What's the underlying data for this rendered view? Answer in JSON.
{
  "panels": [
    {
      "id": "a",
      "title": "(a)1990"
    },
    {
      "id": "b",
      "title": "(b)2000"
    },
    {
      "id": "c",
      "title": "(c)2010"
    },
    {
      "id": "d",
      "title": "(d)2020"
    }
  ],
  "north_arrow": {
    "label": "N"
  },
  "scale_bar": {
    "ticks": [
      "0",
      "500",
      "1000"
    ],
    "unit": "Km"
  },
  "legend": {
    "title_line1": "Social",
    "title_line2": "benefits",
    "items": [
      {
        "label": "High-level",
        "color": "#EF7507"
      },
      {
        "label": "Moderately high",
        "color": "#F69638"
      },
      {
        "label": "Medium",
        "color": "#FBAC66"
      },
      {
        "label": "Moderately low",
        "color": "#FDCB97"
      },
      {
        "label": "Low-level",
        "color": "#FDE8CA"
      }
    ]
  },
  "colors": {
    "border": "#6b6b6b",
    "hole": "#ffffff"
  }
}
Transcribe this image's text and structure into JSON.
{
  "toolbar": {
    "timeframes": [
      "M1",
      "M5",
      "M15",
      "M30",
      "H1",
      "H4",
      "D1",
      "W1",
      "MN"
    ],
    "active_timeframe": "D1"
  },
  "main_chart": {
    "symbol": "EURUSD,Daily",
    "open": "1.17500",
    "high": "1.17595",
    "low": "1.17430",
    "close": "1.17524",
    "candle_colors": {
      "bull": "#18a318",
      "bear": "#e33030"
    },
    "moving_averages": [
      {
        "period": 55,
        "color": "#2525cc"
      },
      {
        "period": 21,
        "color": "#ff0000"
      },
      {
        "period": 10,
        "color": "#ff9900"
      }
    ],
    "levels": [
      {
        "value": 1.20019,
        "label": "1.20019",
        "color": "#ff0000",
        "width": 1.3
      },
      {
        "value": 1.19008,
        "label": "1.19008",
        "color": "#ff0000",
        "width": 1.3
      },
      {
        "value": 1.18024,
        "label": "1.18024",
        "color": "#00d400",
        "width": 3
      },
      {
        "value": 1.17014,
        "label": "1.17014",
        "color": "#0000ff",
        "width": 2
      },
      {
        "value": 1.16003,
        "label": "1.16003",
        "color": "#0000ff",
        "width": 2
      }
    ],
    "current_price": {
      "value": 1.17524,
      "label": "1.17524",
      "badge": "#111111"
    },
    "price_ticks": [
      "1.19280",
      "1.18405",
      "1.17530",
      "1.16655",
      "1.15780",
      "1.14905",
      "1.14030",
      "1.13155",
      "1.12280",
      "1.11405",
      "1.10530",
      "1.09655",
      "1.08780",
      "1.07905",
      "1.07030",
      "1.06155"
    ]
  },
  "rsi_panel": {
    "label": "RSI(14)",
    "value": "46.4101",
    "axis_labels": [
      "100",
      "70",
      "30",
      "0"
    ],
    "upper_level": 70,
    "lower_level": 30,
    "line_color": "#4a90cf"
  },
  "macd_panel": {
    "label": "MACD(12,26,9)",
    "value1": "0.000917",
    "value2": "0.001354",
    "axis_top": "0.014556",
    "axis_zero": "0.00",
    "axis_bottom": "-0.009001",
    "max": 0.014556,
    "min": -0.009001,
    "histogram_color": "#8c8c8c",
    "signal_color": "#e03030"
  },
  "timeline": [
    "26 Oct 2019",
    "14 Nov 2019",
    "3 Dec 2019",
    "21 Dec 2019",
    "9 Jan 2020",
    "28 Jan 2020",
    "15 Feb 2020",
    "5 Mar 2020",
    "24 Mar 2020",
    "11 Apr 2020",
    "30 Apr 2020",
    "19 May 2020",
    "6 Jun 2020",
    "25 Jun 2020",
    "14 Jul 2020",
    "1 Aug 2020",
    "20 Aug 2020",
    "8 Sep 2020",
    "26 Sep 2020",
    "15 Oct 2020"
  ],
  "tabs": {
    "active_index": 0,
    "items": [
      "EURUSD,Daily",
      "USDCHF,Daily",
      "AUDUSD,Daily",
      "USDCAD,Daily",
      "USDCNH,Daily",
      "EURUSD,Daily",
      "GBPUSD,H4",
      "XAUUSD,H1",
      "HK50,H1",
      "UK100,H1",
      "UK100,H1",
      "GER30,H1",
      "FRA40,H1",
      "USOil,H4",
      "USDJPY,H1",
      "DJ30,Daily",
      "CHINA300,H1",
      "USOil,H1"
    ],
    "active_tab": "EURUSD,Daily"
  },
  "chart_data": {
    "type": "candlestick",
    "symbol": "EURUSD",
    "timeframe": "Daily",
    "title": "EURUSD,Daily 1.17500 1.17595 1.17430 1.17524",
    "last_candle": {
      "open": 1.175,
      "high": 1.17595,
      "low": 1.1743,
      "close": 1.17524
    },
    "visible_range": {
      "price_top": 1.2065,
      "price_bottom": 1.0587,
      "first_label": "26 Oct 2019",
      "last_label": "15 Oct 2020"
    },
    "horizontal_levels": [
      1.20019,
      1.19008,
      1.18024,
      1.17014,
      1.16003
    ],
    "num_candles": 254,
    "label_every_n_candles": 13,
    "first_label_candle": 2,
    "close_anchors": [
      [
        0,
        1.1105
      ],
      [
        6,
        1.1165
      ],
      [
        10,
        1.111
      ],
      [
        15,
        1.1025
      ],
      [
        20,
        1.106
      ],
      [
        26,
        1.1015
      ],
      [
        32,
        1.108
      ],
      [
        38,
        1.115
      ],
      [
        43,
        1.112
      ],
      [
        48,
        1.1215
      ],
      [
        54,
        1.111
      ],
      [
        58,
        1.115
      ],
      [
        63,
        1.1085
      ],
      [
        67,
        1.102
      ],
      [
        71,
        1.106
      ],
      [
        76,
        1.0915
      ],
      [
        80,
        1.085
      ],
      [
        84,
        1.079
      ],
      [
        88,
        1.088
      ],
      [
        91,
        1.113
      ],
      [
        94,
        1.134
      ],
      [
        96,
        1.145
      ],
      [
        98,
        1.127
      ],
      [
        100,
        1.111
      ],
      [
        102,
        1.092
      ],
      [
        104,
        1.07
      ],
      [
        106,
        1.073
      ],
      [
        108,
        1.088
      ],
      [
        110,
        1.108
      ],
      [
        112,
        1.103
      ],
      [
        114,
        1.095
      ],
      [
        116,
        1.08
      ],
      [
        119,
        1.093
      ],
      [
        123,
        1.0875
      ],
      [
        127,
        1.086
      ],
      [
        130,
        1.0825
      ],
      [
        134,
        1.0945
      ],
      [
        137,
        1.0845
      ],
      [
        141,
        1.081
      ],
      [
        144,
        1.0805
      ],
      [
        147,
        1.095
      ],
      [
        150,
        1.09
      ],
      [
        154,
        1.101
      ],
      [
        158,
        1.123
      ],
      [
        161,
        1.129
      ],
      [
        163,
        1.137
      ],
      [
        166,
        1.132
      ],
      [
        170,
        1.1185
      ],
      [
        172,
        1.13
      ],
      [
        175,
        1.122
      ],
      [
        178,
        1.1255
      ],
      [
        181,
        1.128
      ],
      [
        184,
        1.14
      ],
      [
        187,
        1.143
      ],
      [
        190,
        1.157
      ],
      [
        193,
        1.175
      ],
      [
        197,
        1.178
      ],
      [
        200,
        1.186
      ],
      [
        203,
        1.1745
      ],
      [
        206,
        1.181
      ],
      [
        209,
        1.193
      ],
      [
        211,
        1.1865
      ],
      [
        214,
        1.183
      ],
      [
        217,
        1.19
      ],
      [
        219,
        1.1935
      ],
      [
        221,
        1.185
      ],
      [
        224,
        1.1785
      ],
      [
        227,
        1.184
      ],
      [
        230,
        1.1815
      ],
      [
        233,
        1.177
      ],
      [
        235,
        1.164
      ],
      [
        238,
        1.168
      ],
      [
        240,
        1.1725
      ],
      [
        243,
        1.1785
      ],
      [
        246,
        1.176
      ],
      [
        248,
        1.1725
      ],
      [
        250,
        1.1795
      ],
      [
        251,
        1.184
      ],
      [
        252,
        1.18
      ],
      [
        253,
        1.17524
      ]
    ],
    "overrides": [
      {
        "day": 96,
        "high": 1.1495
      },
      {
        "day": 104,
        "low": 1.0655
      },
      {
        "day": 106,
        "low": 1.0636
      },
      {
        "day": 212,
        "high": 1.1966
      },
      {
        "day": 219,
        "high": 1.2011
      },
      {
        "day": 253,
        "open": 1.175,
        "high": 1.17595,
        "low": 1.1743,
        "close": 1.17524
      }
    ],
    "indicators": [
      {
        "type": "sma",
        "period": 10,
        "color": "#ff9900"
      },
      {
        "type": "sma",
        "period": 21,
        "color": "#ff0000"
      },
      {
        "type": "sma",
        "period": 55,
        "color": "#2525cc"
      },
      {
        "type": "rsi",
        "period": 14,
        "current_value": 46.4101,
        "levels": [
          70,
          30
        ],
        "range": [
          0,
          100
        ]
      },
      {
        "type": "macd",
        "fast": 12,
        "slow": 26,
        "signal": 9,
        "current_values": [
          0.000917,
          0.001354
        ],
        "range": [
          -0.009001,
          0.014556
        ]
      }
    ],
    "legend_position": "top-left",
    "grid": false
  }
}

──────

_AIM_: Working from the listing above, pick out every line that has "Daily" and copy it.

_ANSWER TO THE PROBLEM_:
    "symbol": "EURUSD,Daily",
      "EURUSD,Daily",
      "USDCHF,Daily",
      "AUDUSD,Daily",
      "USDCAD,Daily",
      "USDCNH,Daily",
      "EURUSD,Daily",
      "DJ30,Daily",
    "active_tab": "EURUSD,Daily"
    "timeframe": "Daily",
    "title": "EURUSD,Daily 1.17500 1.17595 1.17430 1.17524",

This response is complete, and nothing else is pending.